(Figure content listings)
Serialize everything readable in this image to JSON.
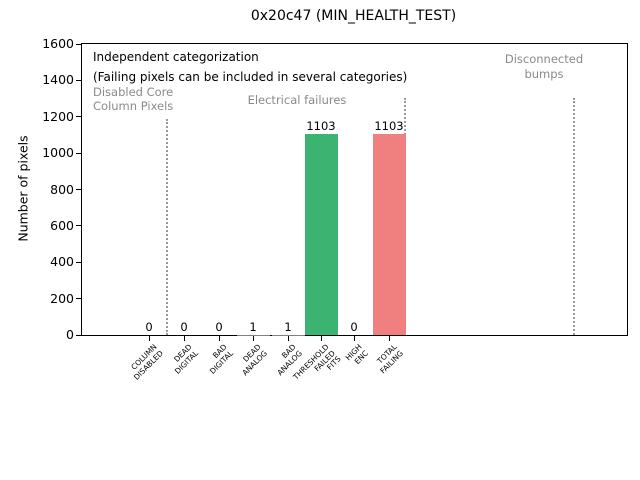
{
  "chart_data": {
    "type": "bar",
    "title": "0x20c47 (MIN_HEALTH_TEST)",
    "xlabel": "",
    "ylabel": "Number of pixels",
    "ylim": [
      0,
      1600
    ],
    "yticks": [
      0,
      200,
      400,
      600,
      800,
      1000,
      1200,
      1400,
      1600
    ],
    "grid": false,
    "legend": null,
    "categories": [
      "COLUMN DISABLED",
      "DEAD DIGITAL",
      "BAD DIGITAL",
      "DEAD ANALOG",
      "BAD ANALOG",
      "THRESHOLD FAILED FITS",
      "HIGH ENC",
      "TOTAL FAILING"
    ],
    "category_lines": [
      [
        "COLUMN",
        "DISABLED"
      ],
      [
        "DEAD",
        "DIGITAL"
      ],
      [
        "BAD",
        "DIGITAL"
      ],
      [
        "DEAD",
        "ANALOG"
      ],
      [
        "BAD",
        "ANALOG"
      ],
      [
        "THRESHOLD",
        "FAILED",
        "FITS"
      ],
      [
        "HIGH",
        "ENC"
      ],
      [
        "TOTAL",
        "FAILING"
      ]
    ],
    "values": [
      0,
      0,
      0,
      1,
      1,
      1103,
      0,
      1103
    ],
    "value_labels": [
      "0",
      "0",
      "0",
      "1",
      "1",
      "1103",
      "0",
      "1103"
    ],
    "bar_colors": [
      "#808080",
      "#808080",
      "#808080",
      "#808080",
      "#808080",
      "#3CB371",
      "#808080",
      "#F08080"
    ],
    "note": [
      "Independent categorization",
      "(Failing pixels can be included in several categories)"
    ],
    "sections": [
      {
        "lines": [
          "Disabled Core",
          "Column Pixels"
        ]
      },
      {
        "lines": [
          "Electrical failures"
        ]
      },
      {
        "lines": [
          "Disconnected",
          "bumps"
        ]
      }
    ],
    "colors": {
      "threshold_failed_bar": "#3CB371",
      "total_failing_bar": "#F08080",
      "section_text": "#8a8a8a",
      "divider": "#9a9a9a",
      "axis_text": "#000000"
    }
  }
}
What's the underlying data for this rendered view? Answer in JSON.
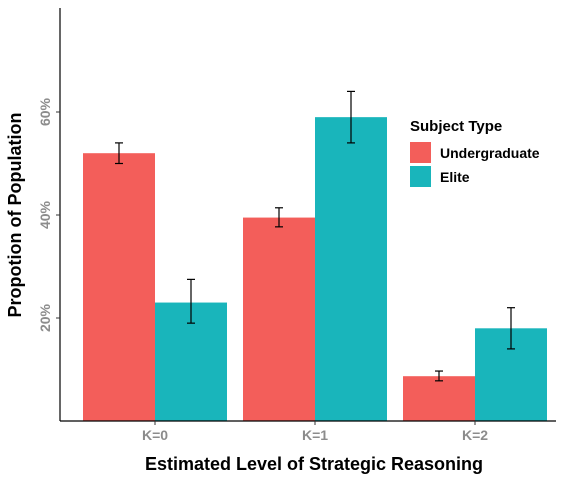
{
  "chart_data": {
    "type": "bar",
    "categories": [
      "K=0",
      "K=1",
      "K=2"
    ],
    "series": [
      {
        "name": "Undergraduate",
        "values": [
          52,
          39.5,
          8.7
        ],
        "err_low": [
          50,
          37.7,
          7.8
        ],
        "err_high": [
          54,
          41.4,
          9.7
        ],
        "color": "#f35e5a"
      },
      {
        "name": "Elite",
        "values": [
          23,
          59,
          18
        ],
        "err_low": [
          19,
          54,
          14
        ],
        "err_high": [
          27.5,
          64,
          22
        ],
        "color": "#19b5bb"
      }
    ],
    "xlabel": "Estimated Level of Strategic Reasoning",
    "ylabel": "Propotion of Population",
    "ylim": [
      0,
      80
    ],
    "yticks": [
      20,
      40,
      60
    ],
    "ytick_labels": [
      "20%",
      "40%",
      "60%"
    ],
    "legend": {
      "title": "Subject Type",
      "position": "right-inside"
    },
    "grid": false
  }
}
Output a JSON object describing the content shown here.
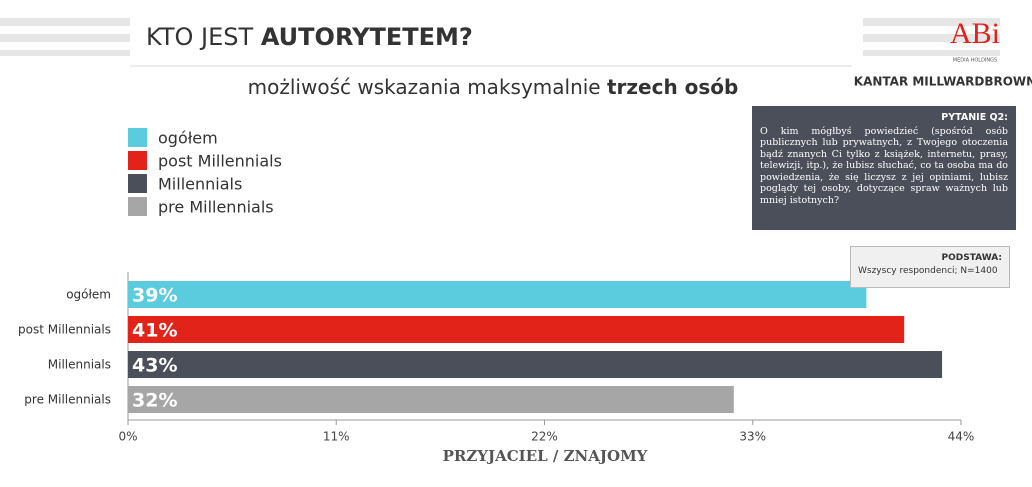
{
  "chart_data": {
    "type": "bar",
    "title": "KTO JEST",
    "title_bold": "AUTORYTETEM?",
    "subtitle": "możliwość wskazania maksymalnie",
    "subtitle_bold": "trzech osób",
    "logo": "ABi",
    "logo_sub": "MEDIA HOLDINGS",
    "logo2": "KANTAR MILLWARDBROWN",
    "question_title": "PYTANIE Q2:",
    "question": "O kim mógłbyś powiedzieć (spośród osób publicznych lub prywatnych, z Twojego otoczenia bądź znanych Ci tylko z książek, internetu, prasy, telewizji, itp.), że lubisz słuchać, co ta osoba ma do powiedzenia, że się liczysz z jej opiniami, lubisz poglądy tej osoby, dotyczące spraw ważnych lub mniej istotnych?",
    "base_title": "PODSTAWA:",
    "base": "Wszyscy respondenci; N=1400",
    "x_label": "PRZYJACIEL / ZNAJOMY",
    "categories": [
      "ogółem",
      "post Millennials",
      "Millennials",
      "pre Millennials"
    ],
    "values": [
      39,
      41,
      43,
      32
    ],
    "value_labels": [
      "39%",
      "41%",
      "43%",
      "32%"
    ],
    "colors": [
      "#5bcbde",
      "#e2231a",
      "#4b4f5a",
      "#a6a6a6"
    ],
    "xlim": [
      0,
      44
    ],
    "xticks": [
      {
        "value": 0,
        "label": "0%"
      },
      {
        "value": 11,
        "label": "11%"
      },
      {
        "value": 22,
        "label": "22%"
      },
      {
        "value": 33,
        "label": "33%"
      },
      {
        "value": 44,
        "label": "44%"
      }
    ]
  }
}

-- Task details --
Reproduce each line holding the word "Millennials".

-- Response to this exercise --
      "post Millennials",
      "Millennials",
      "pre Millennials"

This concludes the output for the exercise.